**Provided data:**

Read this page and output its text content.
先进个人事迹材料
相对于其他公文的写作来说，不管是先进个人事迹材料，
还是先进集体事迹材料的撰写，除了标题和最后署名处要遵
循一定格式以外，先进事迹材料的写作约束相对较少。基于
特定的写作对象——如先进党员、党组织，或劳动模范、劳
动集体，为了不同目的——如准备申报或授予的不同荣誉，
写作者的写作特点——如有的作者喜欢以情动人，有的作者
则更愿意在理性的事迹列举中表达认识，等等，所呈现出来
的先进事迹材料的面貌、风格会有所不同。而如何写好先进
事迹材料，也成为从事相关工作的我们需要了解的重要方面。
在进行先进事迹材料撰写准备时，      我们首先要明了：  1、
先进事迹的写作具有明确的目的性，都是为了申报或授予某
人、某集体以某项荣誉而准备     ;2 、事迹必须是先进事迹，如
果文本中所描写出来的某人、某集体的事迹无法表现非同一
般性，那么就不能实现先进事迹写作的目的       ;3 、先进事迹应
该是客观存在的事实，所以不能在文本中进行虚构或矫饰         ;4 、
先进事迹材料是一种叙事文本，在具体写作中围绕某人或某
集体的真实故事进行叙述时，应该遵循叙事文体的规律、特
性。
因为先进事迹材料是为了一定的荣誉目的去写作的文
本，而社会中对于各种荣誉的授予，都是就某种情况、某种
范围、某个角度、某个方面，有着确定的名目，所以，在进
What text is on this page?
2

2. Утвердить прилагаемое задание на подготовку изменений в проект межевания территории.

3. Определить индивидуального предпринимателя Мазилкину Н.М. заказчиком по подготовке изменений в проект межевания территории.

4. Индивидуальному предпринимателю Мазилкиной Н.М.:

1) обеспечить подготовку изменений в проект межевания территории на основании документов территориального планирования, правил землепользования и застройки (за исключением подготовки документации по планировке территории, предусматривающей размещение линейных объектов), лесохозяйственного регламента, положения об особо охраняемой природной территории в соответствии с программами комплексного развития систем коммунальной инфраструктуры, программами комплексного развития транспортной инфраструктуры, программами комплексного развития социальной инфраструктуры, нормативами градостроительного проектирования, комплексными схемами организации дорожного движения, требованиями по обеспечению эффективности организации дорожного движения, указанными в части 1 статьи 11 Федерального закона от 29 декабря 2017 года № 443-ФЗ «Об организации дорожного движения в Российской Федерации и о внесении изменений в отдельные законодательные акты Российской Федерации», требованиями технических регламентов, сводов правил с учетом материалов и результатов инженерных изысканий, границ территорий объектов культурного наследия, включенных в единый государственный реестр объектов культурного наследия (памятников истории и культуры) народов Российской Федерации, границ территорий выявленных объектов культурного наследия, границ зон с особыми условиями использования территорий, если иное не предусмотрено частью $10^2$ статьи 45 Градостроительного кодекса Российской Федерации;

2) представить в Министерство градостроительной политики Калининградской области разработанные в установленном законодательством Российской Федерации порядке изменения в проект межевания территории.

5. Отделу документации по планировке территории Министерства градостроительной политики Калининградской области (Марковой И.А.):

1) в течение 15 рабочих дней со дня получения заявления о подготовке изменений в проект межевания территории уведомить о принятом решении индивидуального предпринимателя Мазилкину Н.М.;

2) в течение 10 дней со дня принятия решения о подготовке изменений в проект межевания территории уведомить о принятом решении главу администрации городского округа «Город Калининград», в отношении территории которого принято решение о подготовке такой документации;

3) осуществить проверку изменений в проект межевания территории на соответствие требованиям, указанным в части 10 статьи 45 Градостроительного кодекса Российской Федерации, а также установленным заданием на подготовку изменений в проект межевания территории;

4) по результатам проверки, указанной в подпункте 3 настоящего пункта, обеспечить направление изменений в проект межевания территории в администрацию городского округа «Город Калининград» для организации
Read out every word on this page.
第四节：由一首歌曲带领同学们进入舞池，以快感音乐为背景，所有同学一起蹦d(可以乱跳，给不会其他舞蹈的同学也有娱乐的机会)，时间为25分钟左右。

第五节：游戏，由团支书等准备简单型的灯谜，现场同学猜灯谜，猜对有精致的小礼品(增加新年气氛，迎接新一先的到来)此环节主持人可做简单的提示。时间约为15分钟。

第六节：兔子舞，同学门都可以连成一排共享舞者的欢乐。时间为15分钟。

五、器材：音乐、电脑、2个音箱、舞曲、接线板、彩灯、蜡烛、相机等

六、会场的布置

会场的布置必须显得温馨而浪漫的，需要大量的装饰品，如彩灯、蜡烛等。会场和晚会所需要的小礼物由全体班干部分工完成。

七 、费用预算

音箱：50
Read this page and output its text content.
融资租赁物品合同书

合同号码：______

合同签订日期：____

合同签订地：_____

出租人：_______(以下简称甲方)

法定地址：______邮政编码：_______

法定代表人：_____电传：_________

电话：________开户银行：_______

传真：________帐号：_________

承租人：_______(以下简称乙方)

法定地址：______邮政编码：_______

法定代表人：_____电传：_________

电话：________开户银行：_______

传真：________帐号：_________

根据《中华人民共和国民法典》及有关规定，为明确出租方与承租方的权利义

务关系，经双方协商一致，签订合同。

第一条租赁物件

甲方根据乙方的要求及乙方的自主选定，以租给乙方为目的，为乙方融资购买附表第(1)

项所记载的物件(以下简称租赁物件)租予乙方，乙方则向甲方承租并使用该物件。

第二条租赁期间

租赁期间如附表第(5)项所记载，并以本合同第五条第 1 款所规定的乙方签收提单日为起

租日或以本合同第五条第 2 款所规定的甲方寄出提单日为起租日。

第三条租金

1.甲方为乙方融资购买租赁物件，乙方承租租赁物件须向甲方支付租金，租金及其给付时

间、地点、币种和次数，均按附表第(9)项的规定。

**What is being asked:** Take each line of the material that contains the word "решении" and list it.

**Final result:**
1) в течение 15 рабочих дней со дня получения заявления о подготовке изменений в проект межевания территории уведомить о принятом решении индивидуального предпринимателя Мазилкину Н.М.;
2) в течение 10 дней со дня принятия решения о подготовке изменений в проект межевания территории уведомить о принятом решении главу администрации городского округа «Город Калининград», в отношении территории которого принято решение о подготовке такой документации;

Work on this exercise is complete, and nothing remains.